Written request -> Quote the lines below exactly, from the one that holds "Give me the" through the final line of the records, and only those.

[START OF Provided information]

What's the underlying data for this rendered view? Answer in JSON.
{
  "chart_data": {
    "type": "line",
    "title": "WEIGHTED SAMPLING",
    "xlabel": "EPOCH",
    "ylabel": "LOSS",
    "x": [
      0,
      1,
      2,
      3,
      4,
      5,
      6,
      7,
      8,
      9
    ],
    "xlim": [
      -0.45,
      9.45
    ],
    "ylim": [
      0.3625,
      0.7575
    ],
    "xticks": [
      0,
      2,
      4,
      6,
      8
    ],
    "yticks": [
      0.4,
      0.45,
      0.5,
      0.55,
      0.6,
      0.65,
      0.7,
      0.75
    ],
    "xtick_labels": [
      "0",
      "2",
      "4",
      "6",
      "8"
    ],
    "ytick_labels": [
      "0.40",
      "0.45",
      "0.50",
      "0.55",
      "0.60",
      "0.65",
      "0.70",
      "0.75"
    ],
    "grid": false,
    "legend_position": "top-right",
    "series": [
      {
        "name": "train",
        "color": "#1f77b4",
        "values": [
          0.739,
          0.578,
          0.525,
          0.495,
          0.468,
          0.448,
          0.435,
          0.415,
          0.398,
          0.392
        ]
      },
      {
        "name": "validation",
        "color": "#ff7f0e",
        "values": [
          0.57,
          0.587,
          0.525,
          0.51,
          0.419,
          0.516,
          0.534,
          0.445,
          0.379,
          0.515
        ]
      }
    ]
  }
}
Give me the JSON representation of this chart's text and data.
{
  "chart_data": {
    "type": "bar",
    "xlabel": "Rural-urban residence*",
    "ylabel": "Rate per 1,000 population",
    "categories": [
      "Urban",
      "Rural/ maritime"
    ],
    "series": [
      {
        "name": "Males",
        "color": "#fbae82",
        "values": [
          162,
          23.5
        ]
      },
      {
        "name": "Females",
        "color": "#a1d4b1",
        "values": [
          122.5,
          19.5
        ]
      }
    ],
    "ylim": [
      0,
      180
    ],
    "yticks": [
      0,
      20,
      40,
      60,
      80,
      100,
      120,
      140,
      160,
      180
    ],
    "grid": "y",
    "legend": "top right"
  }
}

[END OF Provided information]

The completed task ->
Give me the JSON representation of this chart's text and data.
{
  "chart_data": {
    "type": "bar",
    "xlabel": "Rural-urban residence*",
    "ylabel": "Rate per 1,000 population",
    "categories": [
      "Urban",
      "Rural/ maritime"
    ],
    "series": [
      {
        "name": "Males",
        "color": "#fbae82",
        "values": [
          162,
          23.5
        ]
      },
      {
        "name": "Females",
        "color": "#a1d4b1",
        "values": [
          122.5,
          19.5
        ]
      }
    ],
    "ylim": [
      0,
      180
    ],
    "yticks": [
      0,
      20,
      40,
      60,
      80,
      100,
      120,
      140,
      160,
      180
    ],
    "grid": "y",
    "legend": "top right"
  }
}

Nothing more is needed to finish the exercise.